#### REQUIRED TASK:
Write the records out again, keeping each line exactly as it is.

····················

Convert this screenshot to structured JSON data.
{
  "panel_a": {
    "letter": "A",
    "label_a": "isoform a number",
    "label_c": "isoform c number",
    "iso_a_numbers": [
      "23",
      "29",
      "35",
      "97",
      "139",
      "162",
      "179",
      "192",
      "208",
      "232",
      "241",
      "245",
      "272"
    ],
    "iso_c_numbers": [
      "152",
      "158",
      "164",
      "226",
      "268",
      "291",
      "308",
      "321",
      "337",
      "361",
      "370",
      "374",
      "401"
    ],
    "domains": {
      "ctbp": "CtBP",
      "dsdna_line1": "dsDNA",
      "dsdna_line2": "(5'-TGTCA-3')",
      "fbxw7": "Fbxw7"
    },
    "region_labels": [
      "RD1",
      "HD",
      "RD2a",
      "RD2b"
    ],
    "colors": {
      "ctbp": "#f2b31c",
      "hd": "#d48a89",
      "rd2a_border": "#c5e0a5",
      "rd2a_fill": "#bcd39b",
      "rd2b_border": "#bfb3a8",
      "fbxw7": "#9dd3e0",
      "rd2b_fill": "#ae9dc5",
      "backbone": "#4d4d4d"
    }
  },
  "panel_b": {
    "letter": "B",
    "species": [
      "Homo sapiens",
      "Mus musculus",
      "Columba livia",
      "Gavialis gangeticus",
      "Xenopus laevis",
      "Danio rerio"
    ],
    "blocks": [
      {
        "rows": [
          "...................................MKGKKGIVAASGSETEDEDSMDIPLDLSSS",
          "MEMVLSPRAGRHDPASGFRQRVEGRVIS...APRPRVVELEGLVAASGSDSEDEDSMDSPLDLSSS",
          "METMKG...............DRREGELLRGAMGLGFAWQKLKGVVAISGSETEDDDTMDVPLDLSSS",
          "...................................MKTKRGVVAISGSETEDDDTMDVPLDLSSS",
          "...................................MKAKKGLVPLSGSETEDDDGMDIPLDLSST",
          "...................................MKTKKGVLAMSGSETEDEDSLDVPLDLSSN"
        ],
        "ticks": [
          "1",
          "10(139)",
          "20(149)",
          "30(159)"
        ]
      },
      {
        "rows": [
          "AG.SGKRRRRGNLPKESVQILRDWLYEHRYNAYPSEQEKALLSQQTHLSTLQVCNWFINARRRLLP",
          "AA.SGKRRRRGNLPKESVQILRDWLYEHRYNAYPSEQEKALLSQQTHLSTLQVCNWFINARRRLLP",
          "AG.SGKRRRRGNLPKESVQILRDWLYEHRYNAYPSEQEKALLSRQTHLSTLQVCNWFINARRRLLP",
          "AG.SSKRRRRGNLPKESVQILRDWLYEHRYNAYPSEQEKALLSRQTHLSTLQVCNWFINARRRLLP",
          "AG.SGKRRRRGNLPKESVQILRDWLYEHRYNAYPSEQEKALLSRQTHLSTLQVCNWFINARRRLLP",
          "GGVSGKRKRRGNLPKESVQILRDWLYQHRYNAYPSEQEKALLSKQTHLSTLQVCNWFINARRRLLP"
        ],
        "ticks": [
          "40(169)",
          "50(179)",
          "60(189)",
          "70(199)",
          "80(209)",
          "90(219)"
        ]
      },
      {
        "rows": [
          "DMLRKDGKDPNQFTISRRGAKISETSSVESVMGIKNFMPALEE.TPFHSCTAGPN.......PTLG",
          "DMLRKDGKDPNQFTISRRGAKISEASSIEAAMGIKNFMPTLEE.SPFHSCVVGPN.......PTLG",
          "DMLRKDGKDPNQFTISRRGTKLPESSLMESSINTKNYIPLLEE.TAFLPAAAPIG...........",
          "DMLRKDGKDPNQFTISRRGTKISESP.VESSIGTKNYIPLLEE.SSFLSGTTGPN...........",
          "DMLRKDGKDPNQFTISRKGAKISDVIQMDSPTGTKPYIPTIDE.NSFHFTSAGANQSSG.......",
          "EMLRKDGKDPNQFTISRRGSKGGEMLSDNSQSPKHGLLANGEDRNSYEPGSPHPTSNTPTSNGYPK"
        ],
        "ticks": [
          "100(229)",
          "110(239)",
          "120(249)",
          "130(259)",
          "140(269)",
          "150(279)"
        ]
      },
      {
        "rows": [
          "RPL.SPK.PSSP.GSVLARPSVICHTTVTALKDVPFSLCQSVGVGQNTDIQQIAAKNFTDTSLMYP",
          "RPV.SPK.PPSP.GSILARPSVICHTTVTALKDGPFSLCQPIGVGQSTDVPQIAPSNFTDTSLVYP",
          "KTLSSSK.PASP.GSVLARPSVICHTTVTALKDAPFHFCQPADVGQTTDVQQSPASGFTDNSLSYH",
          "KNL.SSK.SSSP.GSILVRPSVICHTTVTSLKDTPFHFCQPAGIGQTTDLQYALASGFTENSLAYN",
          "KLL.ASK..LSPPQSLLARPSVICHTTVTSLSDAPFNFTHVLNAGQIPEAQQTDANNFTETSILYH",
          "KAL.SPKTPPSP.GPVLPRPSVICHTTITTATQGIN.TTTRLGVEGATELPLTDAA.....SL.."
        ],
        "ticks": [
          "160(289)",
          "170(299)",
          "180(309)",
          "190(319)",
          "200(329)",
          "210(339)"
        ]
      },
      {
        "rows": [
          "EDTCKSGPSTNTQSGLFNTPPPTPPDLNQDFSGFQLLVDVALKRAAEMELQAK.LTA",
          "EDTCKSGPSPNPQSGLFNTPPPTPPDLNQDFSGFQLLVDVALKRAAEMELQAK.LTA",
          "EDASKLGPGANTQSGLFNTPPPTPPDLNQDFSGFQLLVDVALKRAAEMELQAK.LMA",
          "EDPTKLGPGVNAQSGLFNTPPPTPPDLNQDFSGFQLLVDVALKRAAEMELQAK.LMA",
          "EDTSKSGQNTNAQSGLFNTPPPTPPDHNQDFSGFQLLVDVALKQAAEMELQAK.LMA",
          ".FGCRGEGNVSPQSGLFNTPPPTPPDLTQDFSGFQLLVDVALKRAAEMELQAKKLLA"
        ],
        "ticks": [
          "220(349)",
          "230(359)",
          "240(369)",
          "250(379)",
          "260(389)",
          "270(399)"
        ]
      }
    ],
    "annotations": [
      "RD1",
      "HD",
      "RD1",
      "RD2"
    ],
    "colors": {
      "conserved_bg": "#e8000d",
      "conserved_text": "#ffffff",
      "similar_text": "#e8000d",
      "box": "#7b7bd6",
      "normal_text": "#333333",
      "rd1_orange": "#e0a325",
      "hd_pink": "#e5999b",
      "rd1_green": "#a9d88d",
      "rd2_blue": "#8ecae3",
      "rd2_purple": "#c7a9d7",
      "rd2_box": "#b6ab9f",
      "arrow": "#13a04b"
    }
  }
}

····················

#### RESULT OF THE TASK:
Convert this screenshot to structured JSON data.
{
  "panel_a": {
    "letter": "A",
    "label_a": "isoform a number",
    "label_c": "isoform c number",
    "iso_a_numbers": [
      "23",
      "29",
      "35",
      "97",
      "139",
      "162",
      "179",
      "192",
      "208",
      "232",
      "241",
      "245",
      "272"
    ],
    "iso_c_numbers": [
      "152",
      "158",
      "164",
      "226",
      "268",
      "291",
      "308",
      "321",
      "337",
      "361",
      "370",
      "374",
      "401"
    ],
    "domains": {
      "ctbp": "CtBP",
      "dsdna_line1": "dsDNA",
      "dsdna_line2": "(5'-TGTCA-3')",
      "fbxw7": "Fbxw7"
    },
    "region_labels": [
      "RD1",
      "HD",
      "RD2a",
      "RD2b"
    ],
    "colors": {
      "ctbp": "#f2b31c",
      "hd": "#d48a89",
      "rd2a_border": "#c5e0a5",
      "rd2a_fill": "#bcd39b",
      "rd2b_border": "#bfb3a8",
      "fbxw7": "#9dd3e0",
      "rd2b_fill": "#ae9dc5",
      "backbone": "#4d4d4d"
    }
  },
  "panel_b": {
    "letter": "B",
    "species": [
      "Homo sapiens",
      "Mus musculus",
      "Columba livia",
      "Gavialis gangeticus",
      "Xenopus laevis",
      "Danio rerio"
    ],
    "blocks": [
      {
        "rows": [
          "...................................MKGKKGIVAASGSETEDEDSMDIPLDLSSS",
          "MEMVLSPRAGRHDPASGFRQRVEGRVIS...APRPRVVELEGLVAASGSDSEDEDSMDSPLDLSSS",
          "METMKG...............DRREGELLRGAMGLGFAWQKLKGVVAISGSETEDDDTMDVPLDLSSS",
          "...................................MKTKRGVVAISGSETEDDDTMDVPLDLSSS",
          "...................................MKAKKGLVPLSGSETEDDDGMDIPLDLSST",
          "...................................MKTKKGVLAMSGSETEDEDSLDVPLDLSSN"
        ],
        "ticks": [
          "1",
          "10(139)",
          "20(149)",
          "30(159)"
        ]
      },
      {
        "rows": [
          "AG.SGKRRRRGNLPKESVQILRDWLYEHRYNAYPSEQEKALLSQQTHLSTLQVCNWFINARRRLLP",
          "AA.SGKRRRRGNLPKESVQILRDWLYEHRYNAYPSEQEKALLSQQTHLSTLQVCNWFINARRRLLP",
          "AG.SGKRRRRGNLPKESVQILRDWLYEHRYNAYPSEQEKALLSRQTHLSTLQVCNWFINARRRLLP",
          "AG.SSKRRRRGNLPKESVQILRDWLYEHRYNAYPSEQEKALLSRQTHLSTLQVCNWFINARRRLLP",
          "AG.SGKRRRRGNLPKESVQILRDWLYEHRYNAYPSEQEKALLSRQTHLSTLQVCNWFINARRRLLP",
          "GGVSGKRKRRGNLPKESVQILRDWLYQHRYNAYPSEQEKALLSKQTHLSTLQVCNWFINARRRLLP"
        ],
        "ticks": [
          "40(169)",
          "50(179)",
          "60(189)",
          "70(199)",
          "80(209)",
          "90(219)"
        ]
      },
      {
        "rows": [
          "DMLRKDGKDPNQFTISRRGAKISETSSVESVMGIKNFMPALEE.TPFHSCTAGPN.......PTLG",
          "DMLRKDGKDPNQFTISRRGAKISEASSIEAAMGIKNFMPTLEE.SPFHSCVVGPN.......PTLG",
          "DMLRKDGKDPNQFTISRRGTKLPESSLMESSINTKNYIPLLEE.TAFLPAAAPIG...........",
          "DMLRKDGKDPNQFTISRRGTKISESP.VESSIGTKNYIPLLEE.SSFLSGTTGPN...........",
          "DMLRKDGKDPNQFTISRKGAKISDVIQMDSPTGTKPYIPTIDE.NSFHFTSAGANQSSG.......",
          "EMLRKDGKDPNQFTISRRGSKGGEMLSDNSQSPKHGLLANGEDRNSYEPGSPHPTSNTPTSNGYPK"
        ],
        "ticks": [
          "100(229)",
          "110(239)",
          "120(249)",
          "130(259)",
          "140(269)",
          "150(279)"
        ]
      },
      {
        "rows": [
          "RPL.SPK.PSSP.GSVLARPSVICHTTVTALKDVPFSLCQSVGVGQNTDIQQIAAKNFTDTSLMYP",
          "RPV.SPK.PPSP.GSILARPSVICHTTVTALKDGPFSLCQPIGVGQSTDVPQIAPSNFTDTSLVYP",
          "KTLSSSK.PASP.GSVLARPSVICHTTVTALKDAPFHFCQPADVGQTTDVQQSPASGFTDNSLSYH",
          "KNL.SSK.SSSP.GSILVRPSVICHTTVTSLKDTPFHFCQPAGIGQTTDLQYALASGFTENSLAYN",
          "KLL.ASK..LSPPQSLLARPSVICHTTVTSLSDAPFNFTHVLNAGQIPEAQQTDANNFTETSILYH",
          "KAL.SPKTPPSP.GPVLPRPSVICHTTITTATQGIN.TTTRLGVEGATELPLTDAA.....SL.."
        ],
        "ticks": [
          "160(289)",
          "170(299)",
          "180(309)",
          "190(319)",
          "200(329)",
          "210(339)"
        ]
      },
      {
        "rows": [
          "EDTCKSGPSTNTQSGLFNTPPPTPPDLNQDFSGFQLLVDVALKRAAEMELQAK.LTA",
          "EDTCKSGPSPNPQSGLFNTPPPTPPDLNQDFSGFQLLVDVALKRAAEMELQAK.LTA",
          "EDASKLGPGANTQSGLFNTPPPTPPDLNQDFSGFQLLVDVALKRAAEMELQAK.LMA",
          "EDPTKLGPGVNAQSGLFNTPPPTPPDLNQDFSGFQLLVDVALKRAAEMELQAK.LMA",
          "EDTSKSGQNTNAQSGLFNTPPPTPPDHNQDFSGFQLLVDVALKQAAEMELQAK.LMA",
          ".FGCRGEGNVSPQSGLFNTPPPTPPDLTQDFSGFQLLVDVALKRAAEMELQAKKLLA"
        ],
        "ticks": [
          "220(349)",
          "230(359)",
          "240(369)",
          "250(379)",
          "260(389)",
          "270(399)"
        ]
      }
    ],
    "annotations": [
      "RD1",
      "HD",
      "RD1",
      "RD2"
    ],
    "colors": {
      "conserved_bg": "#e8000d",
      "conserved_text": "#ffffff",
      "similar_text": "#e8000d",
      "box": "#7b7bd6",
      "normal_text": "#333333",
      "rd1_orange": "#e0a325",
      "hd_pink": "#e5999b",
      "rd1_green": "#a9d88d",
      "rd2_blue": "#8ecae3",
      "rd2_purple": "#c7a9d7",
      "rd2_box": "#b6ab9f",
      "arrow": "#13a04b"
    }
  }
}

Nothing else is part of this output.